Reproduce the records below in full and without edits, omitting images.

## ROWS
>> start

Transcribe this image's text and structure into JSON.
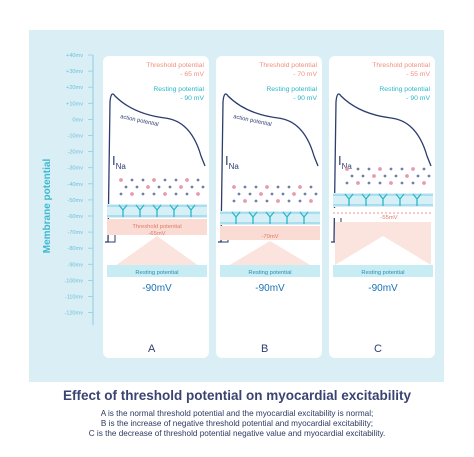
{
  "y_axis": {
    "label": "Membrane potential",
    "ticks": [
      "+40mv",
      "+30mv",
      "+20mv",
      "+10mv",
      "0mv",
      "-10mv",
      "-20mv",
      "-30mv",
      "-40mv",
      "-50mv",
      "-60mv",
      "-70mv",
      "-80mv",
      "-90mv",
      "-100mv",
      "-110mv",
      "-120mv"
    ]
  },
  "panels": [
    {
      "letter": "A",
      "threshold_label": "Threshold potential",
      "threshold_value": "- 65 mV",
      "resting_label": "Resting potential",
      "resting_value": "- 90 mV",
      "ap_label": "action potential",
      "ina_main": "I",
      "ina_sub": "Na",
      "threshold_band_label": "Threshold potential",
      "threshold_band_value": "-65mV",
      "resting_band_label": "Resting potential",
      "resting_big": "-90mV"
    },
    {
      "letter": "B",
      "threshold_label": "Threshold potential",
      "threshold_value": "- 70 mV",
      "resting_label": "Resting potential",
      "resting_value": "- 90 mV",
      "ap_label": "action potential",
      "ina_main": "I",
      "ina_sub": "Na",
      "threshold_band_label": "",
      "threshold_band_value": "-70mV",
      "resting_band_label": "Resting potential",
      "resting_big": "-90mV"
    },
    {
      "letter": "C",
      "threshold_label": "Threshold potential",
      "threshold_value": "- 55 mV",
      "resting_label": "Resting potential",
      "resting_value": "- 90 mV",
      "ap_label": "",
      "ina_main": "I",
      "ina_sub": "Na",
      "threshold_band_label": "",
      "threshold_band_value": "-55mV",
      "resting_band_label": "Resting potential",
      "resting_big": "-90mV"
    }
  ],
  "caption": {
    "title": "Effect of threshold potential on myocardial excitability",
    "line_a": "A is the normal threshold potential and the myocardial excitability is normal;",
    "line_b": "B is the increase of negative threshold potential and myocardial excitability;",
    "line_c": "C is the decrease of threshold potential negative value and myocardial excitability."
  },
  "colors": {
    "background": "#daeef5",
    "panel": "#ffffff",
    "threshold_text": "#f0907e",
    "resting_text": "#2bb6c9",
    "curve": "#2c3e6e",
    "axis_text": "#6fc1d8",
    "membrane": "#7fcde0",
    "threshold_band": "#fadcd4",
    "resting_band": "#c7ecf4"
  }
}
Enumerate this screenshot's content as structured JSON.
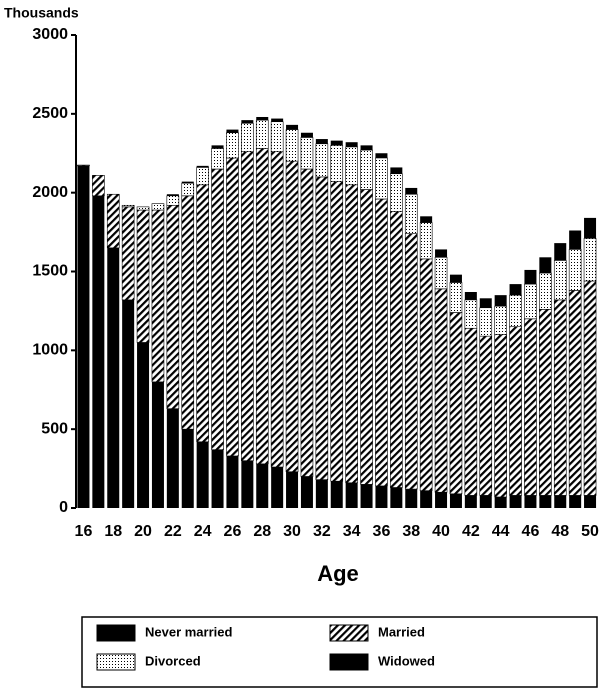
{
  "chart_data": {
    "type": "stacked-bar",
    "title": "Thousands",
    "x_label": "Age",
    "categories": [
      "16",
      null,
      "18",
      null,
      "20",
      null,
      "22",
      null,
      "24",
      null,
      "26",
      null,
      "28",
      null,
      "30",
      null,
      "32",
      null,
      "34",
      null,
      "36",
      null,
      "38",
      null,
      "40",
      null,
      "42",
      null,
      "44",
      null,
      "46",
      null,
      "48",
      null,
      "50"
    ],
    "series": [
      {
        "name": "Never married",
        "color": "#000000",
        "pattern": "solid",
        "values": [
          2170,
          1980,
          1650,
          1320,
          1050,
          800,
          630,
          500,
          420,
          370,
          330,
          300,
          280,
          260,
          230,
          200,
          180,
          170,
          160,
          150,
          140,
          130,
          120,
          110,
          100,
          90,
          80,
          80,
          70,
          80,
          80,
          80,
          80,
          80,
          80
        ]
      },
      {
        "name": "Married",
        "color": "#000000",
        "pattern": "hatch",
        "values": [
          5,
          130,
          340,
          590,
          840,
          1090,
          1290,
          1480,
          1630,
          1780,
          1890,
          1960,
          2000,
          2000,
          1970,
          1950,
          1920,
          1900,
          1890,
          1870,
          1820,
          1750,
          1620,
          1470,
          1290,
          1150,
          1060,
          1010,
          1030,
          1070,
          1120,
          1180,
          1240,
          1300,
          1360
        ]
      },
      {
        "name": "Divorced",
        "color": "#000000",
        "pattern": "dots",
        "values": [
          0,
          0,
          0,
          10,
          20,
          40,
          60,
          80,
          110,
          130,
          160,
          180,
          180,
          190,
          200,
          200,
          210,
          230,
          240,
          250,
          260,
          240,
          250,
          230,
          200,
          190,
          180,
          180,
          180,
          200,
          220,
          230,
          250,
          260,
          270
        ]
      },
      {
        "name": "Widowed",
        "color": "#000000",
        "pattern": "solid",
        "values": [
          0,
          0,
          0,
          0,
          0,
          0,
          10,
          10,
          10,
          20,
          20,
          20,
          20,
          20,
          30,
          30,
          30,
          30,
          30,
          30,
          30,
          40,
          40,
          40,
          50,
          50,
          50,
          60,
          70,
          70,
          90,
          100,
          110,
          120,
          130
        ]
      }
    ],
    "ylim": [
      0,
      3000
    ],
    "yticks": [
      0,
      500,
      1000,
      1500,
      2000,
      2500,
      3000
    ],
    "grid": false,
    "legend": "bottom"
  }
}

>> end

## RESULT
Transcribe this image's text and structure into JSON.
{
  "y_axis": {
    "label": "Membrane potential",
    "ticks": [
      "+40mv",
      "+30mv",
      "+20mv",
      "+10mv",
      "0mv",
      "-10mv",
      "-20mv",
      "-30mv",
      "-40mv",
      "-50mv",
      "-60mv",
      "-70mv",
      "-80mv",
      "-90mv",
      "-100mv",
      "-110mv",
      "-120mv"
    ]
  },
  "panels": [
    {
      "letter": "A",
      "threshold_label": "Threshold potential",
      "threshold_value": "- 65 mV",
      "resting_label": "Resting potential",
      "resting_value": "- 90 mV",
      "ap_label": "action potential",
      "ina_main": "I",
      "ina_sub": "Na",
      "threshold_band_label": "Threshold potential",
      "threshold_band_value": "-65mV",
      "resting_band_label": "Resting potential",
      "resting_big": "-90mV"
    },
    {
      "letter": "B",
      "threshold_label": "Threshold potential",
      "threshold_value": "- 70 mV",
      "resting_label": "Resting potential",
      "resting_value": "- 90 mV",
      "ap_label": "action potential",
      "ina_main": "I",
      "ina_sub": "Na",
      "threshold_band_label": "",
      "threshold_band_value": "-70mV",
      "resting_band_label": "Resting potential",
      "resting_big": "-90mV"
    },
    {
      "letter": "C",
      "threshold_label": "Threshold potential",
      "threshold_value": "- 55 mV",
      "resting_label": "Resting potential",
      "resting_value": "- 90 mV",
      "ap_label": "",
      "ina_main": "I",
      "ina_sub": "Na",
      "threshold_band_label": "",
      "threshold_band_value": "-55mV",
      "resting_band_label": "Resting potential",
      "resting_big": "-90mV"
    }
  ],
  "caption": {
    "title": "Effect of threshold potential on myocardial excitability",
    "line_a": "A is the normal threshold potential and the myocardial excitability is normal;",
    "line_b": "B is the increase of negative threshold potential and myocardial excitability;",
    "line_c": "C is the decrease of threshold potential negative value and myocardial excitability."
  },
  "colors": {
    "background": "#daeef5",
    "panel": "#ffffff",
    "threshold_text": "#f0907e",
    "resting_text": "#2bb6c9",
    "curve": "#2c3e6e",
    "axis_text": "#6fc1d8",
    "membrane": "#7fcde0",
    "threshold_band": "#fadcd4",
    "resting_band": "#c7ecf4"
  }
}
Enumerate this screenshot's content as structured JSON.
{
  "chart_data": {
    "type": "stacked-bar",
    "title": "Thousands",
    "x_label": "Age",
    "categories": [
      "16",
      null,
      "18",
      null,
      "20",
      null,
      "22",
      null,
      "24",
      null,
      "26",
      null,
      "28",
      null,
      "30",
      null,
      "32",
      null,
      "34",
      null,
      "36",
      null,
      "38",
      null,
      "40",
      null,
      "42",
      null,
      "44",
      null,
      "46",
      null,
      "48",
      null,
      "50"
    ],
    "series": [
      {
        "name": "Never married",
        "color": "#000000",
        "pattern": "solid",
        "values": [
          2170,
          1980,
          1650,
          1320,
          1050,
          800,
          630,
          500,
          420,
          370,
          330,
          300,
          280,
          260,
          230,
          200,
          180,
          170,
          160,
          150,
          140,
          130,
          120,
          110,
          100,
          90,
          80,
          80,
          70,
          80,
          80,
          80,
          80,
          80,
          80
        ]
      },
      {
        "name": "Married",
        "color": "#000000",
        "pattern": "hatch",
        "values": [
          5,
          130,
          340,
          590,
          840,
          1090,
          1290,
          1480,
          1630,
          1780,
          1890,
          1960,
          2000,
          2000,
          1970,
          1950,
          1920,
          1900,
          1890,
          1870,
          1820,
          1750,
          1620,
          1470,
          1290,
          1150,
          1060,
          1010,
          1030,
          1070,
          1120,
          1180,
          1240,
          1300,
          1360
        ]
      },
      {
        "name": "Divorced",
        "color": "#000000",
        "pattern": "dots",
        "values": [
          0,
          0,
          0,
          10,
          20,
          40,
          60,
          80,
          110,
          130,
          160,
          180,
          180,
          190,
          200,
          200,
          210,
          230,
          240,
          250,
          260,
          240,
          250,
          230,
          200,
          190,
          180,
          180,
          180,
          200,
          220,
          230,
          250,
          260,
          270
        ]
      },
      {
        "name": "Widowed",
        "color": "#000000",
        "pattern": "solid",
        "values": [
          0,
          0,
          0,
          0,
          0,
          0,
          10,
          10,
          10,
          20,
          20,
          20,
          20,
          20,
          30,
          30,
          30,
          30,
          30,
          30,
          30,
          40,
          40,
          40,
          50,
          50,
          50,
          60,
          70,
          70,
          90,
          100,
          110,
          120,
          130
        ]
      }
    ],
    "ylim": [
      0,
      3000
    ],
    "yticks": [
      0,
      500,
      1000,
      1500,
      2000,
      2500,
      3000
    ],
    "grid": false,
    "legend": "bottom"
  }
}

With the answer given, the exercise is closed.